#### STATED PROBLEM
Copy the data precisely, character for character, and leave out every picture.

━━ RECORDS FOR THE TASK

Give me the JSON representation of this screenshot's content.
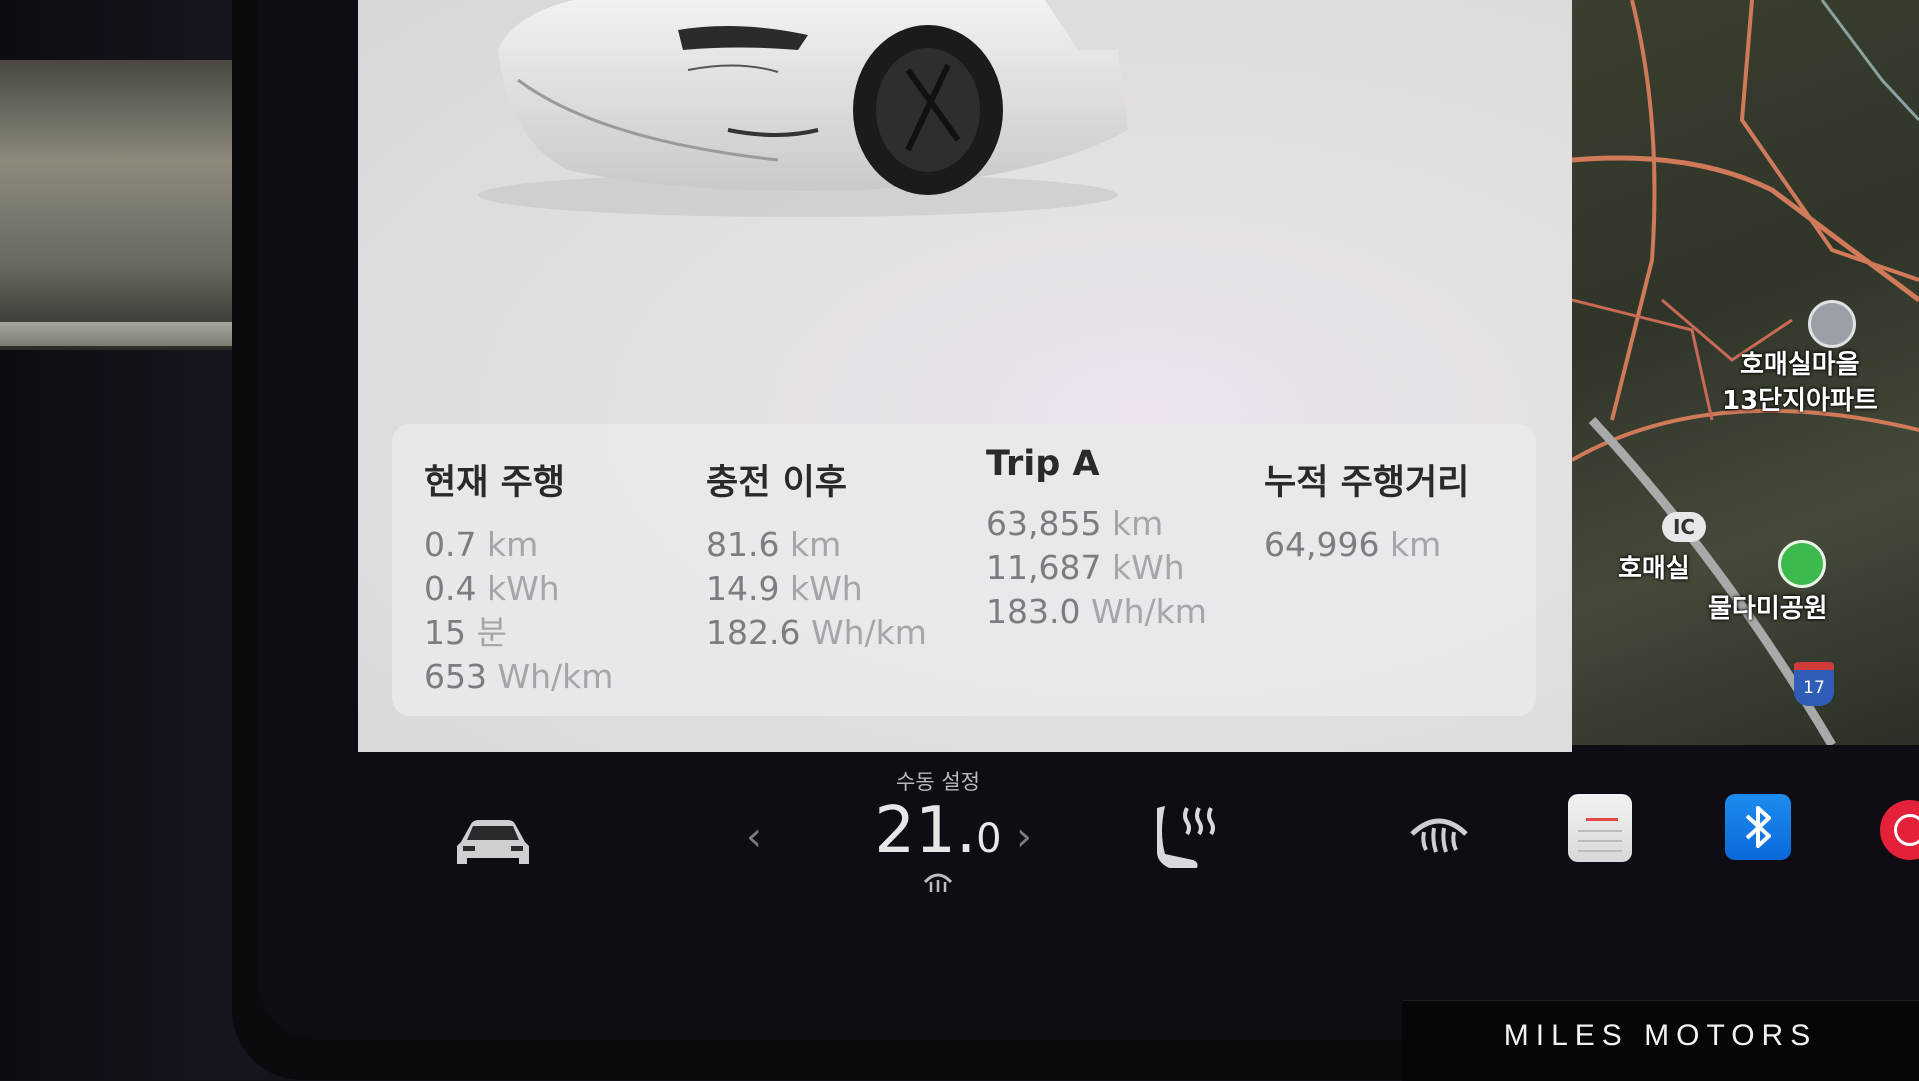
{
  "trip_panel": {
    "columns": [
      {
        "title": "현재 주행",
        "stats": [
          {
            "value": "0.7",
            "unit": "km"
          },
          {
            "value": "0.4",
            "unit": "kWh"
          },
          {
            "value": "15",
            "unit": "분"
          },
          {
            "value": "653",
            "unit": "Wh/km"
          }
        ]
      },
      {
        "title": "충전 이후",
        "stats": [
          {
            "value": "81.6",
            "unit": "km"
          },
          {
            "value": "14.9",
            "unit": "kWh"
          },
          {
            "value": "182.6",
            "unit": "Wh/km"
          }
        ]
      },
      {
        "title": "Trip A",
        "stats": [
          {
            "value": "63,855",
            "unit": "km"
          },
          {
            "value": "11,687",
            "unit": "kWh"
          },
          {
            "value": "183.0",
            "unit": "Wh/km"
          }
        ]
      },
      {
        "title": "누적 주행거리",
        "stats": [
          {
            "value": "64,996",
            "unit": "km"
          }
        ]
      }
    ]
  },
  "map": {
    "labels": {
      "apartment_line1": "호매실마을",
      "apartment_line2": "13단지아파트",
      "interchange": "호매실",
      "park": "물다미공원"
    },
    "ic_badge": "IC",
    "route_number": "17"
  },
  "climate": {
    "mode_label": "수동 설정",
    "temp_integer": "21.",
    "temp_decimal": "0",
    "left_arrow": "‹",
    "right_arrow": "›"
  },
  "icons": {
    "car": "car-icon",
    "seat_heater": "seat-heater-icon",
    "rear_defrost": "rear-defrost-icon",
    "notes": "notes-app-icon",
    "bluetooth": "bluetooth-icon",
    "media": "media-player-icon"
  },
  "colors": {
    "bluetooth": "#0a69d8",
    "media": "#e5213a",
    "accent_red": "#e24b43"
  },
  "watermark": "MILES MOTORS"
}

━━━━

#### CORRECT OUTPUT
Give me the JSON representation of this screenshot's content.
{
  "trip_panel": {
    "columns": [
      {
        "title": "현재 주행",
        "stats": [
          {
            "value": "0.7",
            "unit": "km"
          },
          {
            "value": "0.4",
            "unit": "kWh"
          },
          {
            "value": "15",
            "unit": "분"
          },
          {
            "value": "653",
            "unit": "Wh/km"
          }
        ]
      },
      {
        "title": "충전 이후",
        "stats": [
          {
            "value": "81.6",
            "unit": "km"
          },
          {
            "value": "14.9",
            "unit": "kWh"
          },
          {
            "value": "182.6",
            "unit": "Wh/km"
          }
        ]
      },
      {
        "title": "Trip A",
        "stats": [
          {
            "value": "63,855",
            "unit": "km"
          },
          {
            "value": "11,687",
            "unit": "kWh"
          },
          {
            "value": "183.0",
            "unit": "Wh/km"
          }
        ]
      },
      {
        "title": "누적 주행거리",
        "stats": [
          {
            "value": "64,996",
            "unit": "km"
          }
        ]
      }
    ]
  },
  "map": {
    "labels": {
      "apartment_line1": "호매실마을",
      "apartment_line2": "13단지아파트",
      "interchange": "호매실",
      "park": "물다미공원"
    },
    "ic_badge": "IC",
    "route_number": "17"
  },
  "climate": {
    "mode_label": "수동 설정",
    "temp_integer": "21.",
    "temp_decimal": "0",
    "left_arrow": "‹",
    "right_arrow": "›"
  },
  "icons": {
    "car": "car-icon",
    "seat_heater": "seat-heater-icon",
    "rear_defrost": "rear-defrost-icon",
    "notes": "notes-app-icon",
    "bluetooth": "bluetooth-icon",
    "media": "media-player-icon"
  },
  "colors": {
    "bluetooth": "#0a69d8",
    "media": "#e5213a",
    "accent_red": "#e24b43"
  },
  "watermark": "MILES MOTORS"
}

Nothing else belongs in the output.